WHAT IS REQUIRED: Gather each line of the entries below that includes "Degree".

AVAILABLE RECORDS:
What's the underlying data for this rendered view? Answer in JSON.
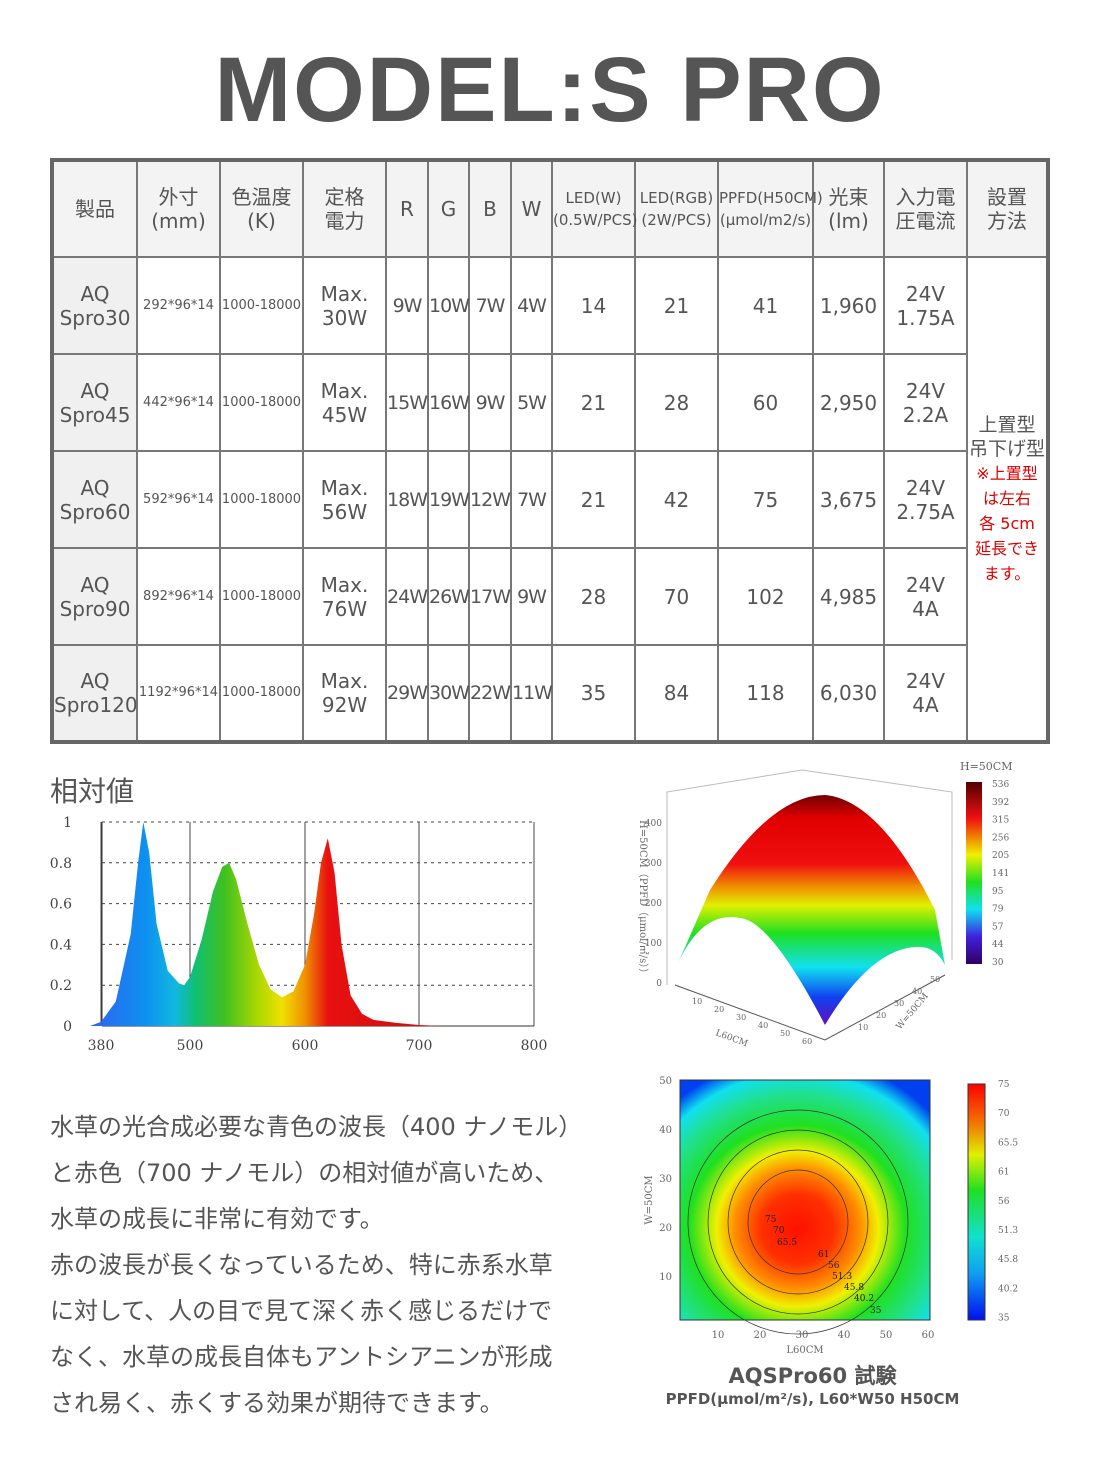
{
  "title": "MODEL:S PRO",
  "table": {
    "headers": [
      [
        "製品"
      ],
      [
        "外寸",
        "(mm)"
      ],
      [
        "色温度",
        "(K)"
      ],
      [
        "定格",
        "電力"
      ],
      [
        "R"
      ],
      [
        "G"
      ],
      [
        "B"
      ],
      [
        "W"
      ],
      [
        "LED(W)",
        "(0.5W/PCS)"
      ],
      [
        "LED(RGB)",
        "(2W/PCS)"
      ],
      [
        "PPFD(H50CM)",
        "(μmol/m2/s)"
      ],
      [
        "光束",
        "(lm)"
      ],
      [
        "入力電",
        "圧電流"
      ],
      [
        "設置",
        "方法"
      ]
    ],
    "rows": [
      {
        "name": [
          "AQ",
          "Spro30"
        ],
        "size": "292*96*14",
        "cct": "1000-18000",
        "power": [
          "Max.",
          "30W"
        ],
        "r": "9W",
        "g": "10W",
        "b": "7W",
        "w": "4W",
        "led_w": "14",
        "led_rgb": "21",
        "ppfd": "41",
        "lm": "1,960",
        "input": [
          "24V",
          "1.75A"
        ]
      },
      {
        "name": [
          "AQ",
          "Spro45"
        ],
        "size": "442*96*14",
        "cct": "1000-18000",
        "power": [
          "Max.",
          "45W"
        ],
        "r": "15W",
        "g": "16W",
        "b": "9W",
        "w": "5W",
        "led_w": "21",
        "led_rgb": "28",
        "ppfd": "60",
        "lm": "2,950",
        "input": [
          "24V",
          "2.2A"
        ]
      },
      {
        "name": [
          "AQ",
          "Spro60"
        ],
        "size": "592*96*14",
        "cct": "1000-18000",
        "power": [
          "Max.",
          "56W"
        ],
        "r": "18W",
        "g": "19W",
        "b": "12W",
        "w": "7W",
        "led_w": "21",
        "led_rgb": "42",
        "ppfd": "75",
        "lm": "3,675",
        "input": [
          "24V",
          "2.75A"
        ]
      },
      {
        "name": [
          "AQ",
          "Spro90"
        ],
        "size": "892*96*14",
        "cct": "1000-18000",
        "power": [
          "Max.",
          "76W"
        ],
        "r": "24W",
        "g": "26W",
        "b": "17W",
        "w": "9W",
        "led_w": "28",
        "led_rgb": "70",
        "ppfd": "102",
        "lm": "4,985",
        "input": [
          "24V",
          "4A"
        ]
      },
      {
        "name": [
          "AQ",
          "Spro120"
        ],
        "size": "1192*96*14",
        "cct": "1000-18000",
        "power": [
          "Max.",
          "92W"
        ],
        "r": "29W",
        "g": "30W",
        "b": "22W",
        "w": "11W",
        "led_w": "35",
        "led_rgb": "84",
        "ppfd": "118",
        "lm": "6,030",
        "input": [
          "24V",
          "4A"
        ]
      }
    ],
    "install": {
      "lines": [
        "上置型",
        "吊下げ型"
      ],
      "note": [
        "※上置型",
        "は左右",
        "各 5cm",
        "延長でき",
        "ます。"
      ],
      "note_color": "#e00000"
    }
  },
  "chart_data": [
    {
      "type": "area",
      "title": "相対値",
      "xticks": [
        380,
        500,
        600,
        700,
        800
      ],
      "yticks": [
        0,
        0.2,
        0.4,
        0.6,
        0.8,
        1.0
      ],
      "ylim": [
        0,
        1.0
      ],
      "grid": true,
      "x": [
        365,
        380,
        400,
        420,
        430,
        437,
        445,
        455,
        470,
        485,
        492,
        500,
        510,
        520,
        528,
        534,
        540,
        550,
        560,
        570,
        580,
        590,
        600,
        608,
        614,
        620,
        626,
        632,
        640,
        650,
        660,
        680,
        700,
        720
      ],
      "y": [
        0,
        0.02,
        0.12,
        0.45,
        0.8,
        1.0,
        0.85,
        0.5,
        0.27,
        0.21,
        0.2,
        0.24,
        0.42,
        0.66,
        0.78,
        0.8,
        0.72,
        0.5,
        0.3,
        0.18,
        0.14,
        0.17,
        0.3,
        0.55,
        0.8,
        0.92,
        0.75,
        0.4,
        0.15,
        0.06,
        0.03,
        0.015,
        0.005,
        0
      ]
    },
    {
      "type": "surface",
      "label": "H=50CM",
      "zlabel": "H=50CM（PPFD（μmol/㎡/s））",
      "xlabel": "L60CM",
      "ylabel": "W=50CM",
      "zticks": [
        "0",
        "100",
        "200",
        "300",
        "400"
      ],
      "xticks": [
        "10",
        "20",
        "30",
        "40",
        "50",
        "60"
      ],
      "yticks": [
        "10",
        "20",
        "30",
        "40",
        "50"
      ],
      "colorbar": [
        "536",
        "392",
        "315",
        "256",
        "205",
        "141",
        "95",
        "79",
        "57",
        "44",
        "30"
      ]
    },
    {
      "type": "heatmap",
      "xlabel": "L60CM",
      "ylabel": "W=50CM",
      "xticks": [
        "10",
        "20",
        "30",
        "40",
        "50",
        "60"
      ],
      "yticks": [
        "10",
        "20",
        "30",
        "40",
        "50"
      ],
      "colorbar": [
        "75",
        "70",
        "65.5",
        "61",
        "56",
        "51.3",
        "45.8",
        "40.2",
        "35"
      ],
      "contour_labels": [
        "75",
        "70",
        "65.5",
        "61",
        "56",
        "51.3",
        "45.8",
        "40.2",
        "35"
      ]
    }
  ],
  "description": [
    "水草の光合成必要な青色の波長（400 ナノモル）",
    "と赤色（700 ナノモル）の相対値が高いため、",
    "水草の成長に非常に有効です。",
    "赤の波長が長くなっているため、特に赤系水草",
    "に対して、人の目で見て深く赤く感じるだけで",
    "なく、水草の成長自体もアントシアニンが形成",
    "され易く、赤くする効果が期待できます。"
  ],
  "caption": {
    "title": "AQSPro60 試験",
    "subtitle": "PPFD(μmol/m²/s), L60*W50 H50CM"
  }
}
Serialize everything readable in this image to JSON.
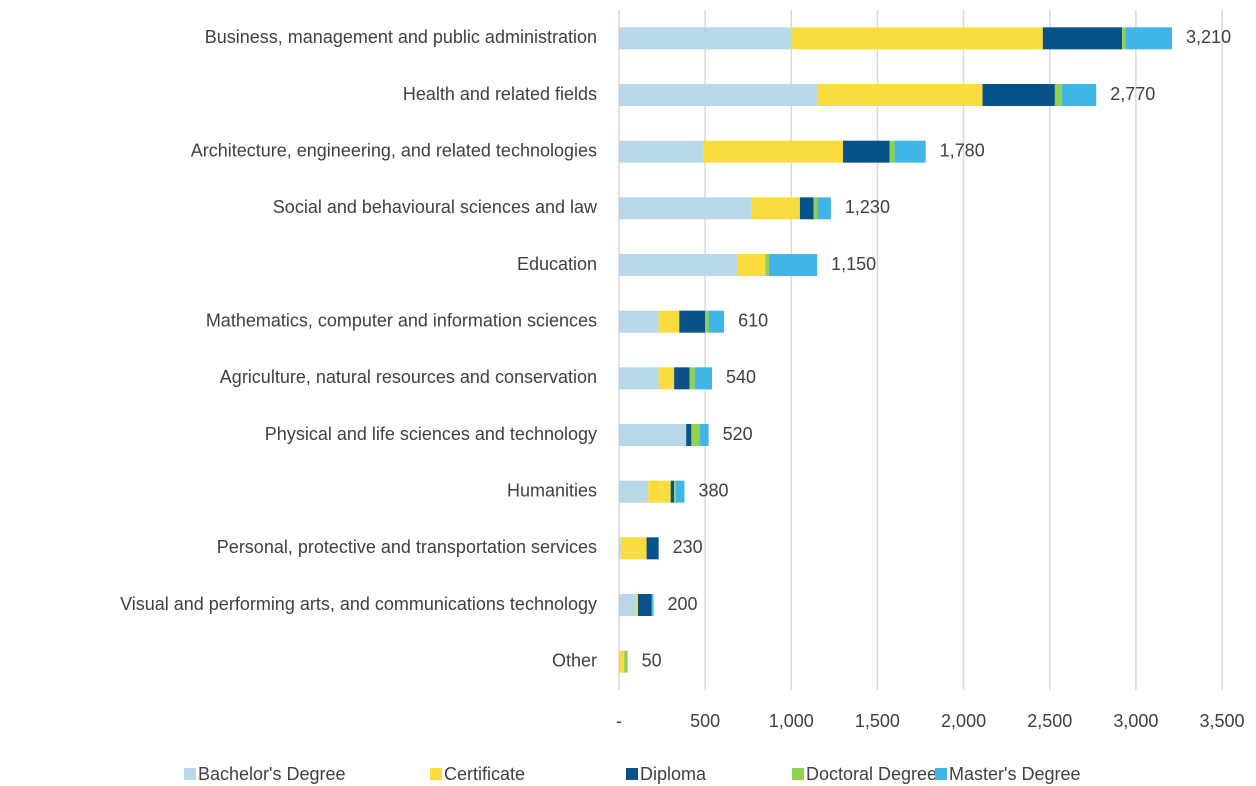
{
  "chart_data": {
    "type": "stacked-barh",
    "categories": [
      "Business, management and public administration",
      "Health and related fields",
      "Architecture, engineering, and related technologies",
      "Social and behavioural sciences and law",
      "Education",
      "Mathematics, computer and information sciences",
      "Agriculture, natural resources and conservation",
      "Physical and life sciences and technology",
      "Humanities",
      "Personal, protective and transportation services",
      "Visual and performing arts, and communications technology",
      "Other"
    ],
    "series": [
      {
        "name": "Bachelor's Degree",
        "color": "#b8d8ea",
        "values": [
          1000,
          1150,
          490,
          770,
          690,
          230,
          230,
          390,
          170,
          10,
          100,
          0
        ]
      },
      {
        "name": "Certificate",
        "color": "#fbdc3f",
        "values": [
          1460,
          960,
          810,
          280,
          160,
          120,
          90,
          0,
          130,
          150,
          10,
          30
        ]
      },
      {
        "name": "Diploma",
        "color": "#075389",
        "values": [
          460,
          420,
          270,
          80,
          0,
          150,
          90,
          30,
          20,
          70,
          80,
          0
        ]
      },
      {
        "name": "Doctoral Degree",
        "color": "#92d050",
        "values": [
          20,
          40,
          30,
          20,
          20,
          20,
          30,
          50,
          10,
          0,
          0,
          20
        ]
      },
      {
        "name": "Master's Degree",
        "color": "#41b6e6",
        "values": [
          270,
          200,
          180,
          80,
          280,
          90,
          100,
          50,
          50,
          0,
          10,
          0
        ]
      }
    ],
    "totals": [
      3210,
      2770,
      1780,
      1230,
      1150,
      610,
      540,
      520,
      380,
      230,
      200,
      50
    ],
    "total_labels": [
      "3,210",
      "2,770",
      "1,780",
      "1,230",
      "1,150",
      "610",
      "540",
      "520",
      "380",
      "230",
      "200",
      "50"
    ],
    "xlim": [
      0,
      3500
    ],
    "xticks": [
      {
        "value": 0,
        "label": "-"
      },
      500,
      {
        "value": 1000,
        "label": "1,000"
      },
      {
        "value": 1500,
        "label": "1,500"
      },
      {
        "value": 2000,
        "label": "2,000"
      },
      {
        "value": 2500,
        "label": "2,500"
      },
      {
        "value": 3000,
        "label": "3,000"
      },
      {
        "value": 3500,
        "label": "3,500"
      }
    ],
    "grid": true,
    "legend": "bottom"
  }
}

RESPONSE:
        "name": "Bachelor's Degree",
        "name": "Doctoral Degree",
        "name": "Master's Degree",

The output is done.